- What is asked
Read through the entries below and return each line with the word "巴山夜雨".

- Source records

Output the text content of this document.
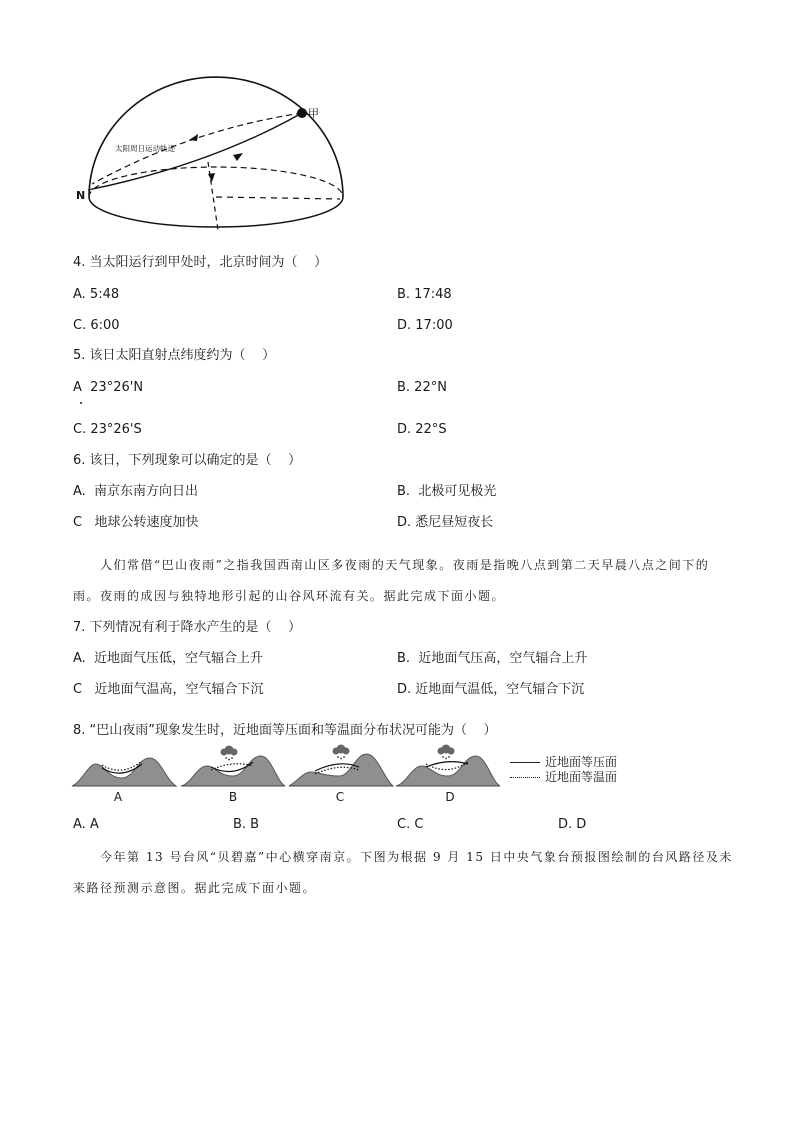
甲
太阳周日运动轨迹
N
4. 当太阳运行到甲处时，北京时间为（    ）
A. 5:48	B. 17:48
C. 6:00	D. 17:00
5. 该日太阳直射点纬度约为（    ）
A  23°26'N	B. 22°N
C. 23°26'S	D. 22°S
6. 该日，下列现象可以确定的是（    ）
A.  南京东南方向日出	B.  北极可见极光
C   地球公转速度加快	D. 悉尼昼短夜长
人们常借“巴山夜雨”之指我国西南山区多夜雨的天气现象。夜雨是指晚八点到第二天早晨八点之间下的
雨。夜雨的成因与独特地形引起的山谷风环流有关。据此完成下面小题。
7. 下列情况有利于降水产生的是（    ）
A.  近地面气压低，空气辐合上升	B.  近地面气压高，空气辐合上升
C   近地面气温高，空气辐合下沉	D. 近地面气温低，空气辐合下沉
8. “巴山夜雨”现象发生时，近地面等压面和等温面分布状况可能为（    ）
A	B	C	D
近地面等压面
近地面等温面
A. A	B. B	C. C	D. D
今年第 13 号台风“贝碧嘉”中心横穿南京。下图为根据 9 月 15 日中央气象台预报图绘制的台风路径及未
来路径预测示意图。据此完成下面小题。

- Response to this exercise
人们常借“巴山夜雨”之指我国西南山区多夜雨的天气现象。夜雨是指晚八点到第二天早晨八点之间下的
8. “巴山夜雨”现象发生时，近地面等压面和等温面分布状况可能为（    ）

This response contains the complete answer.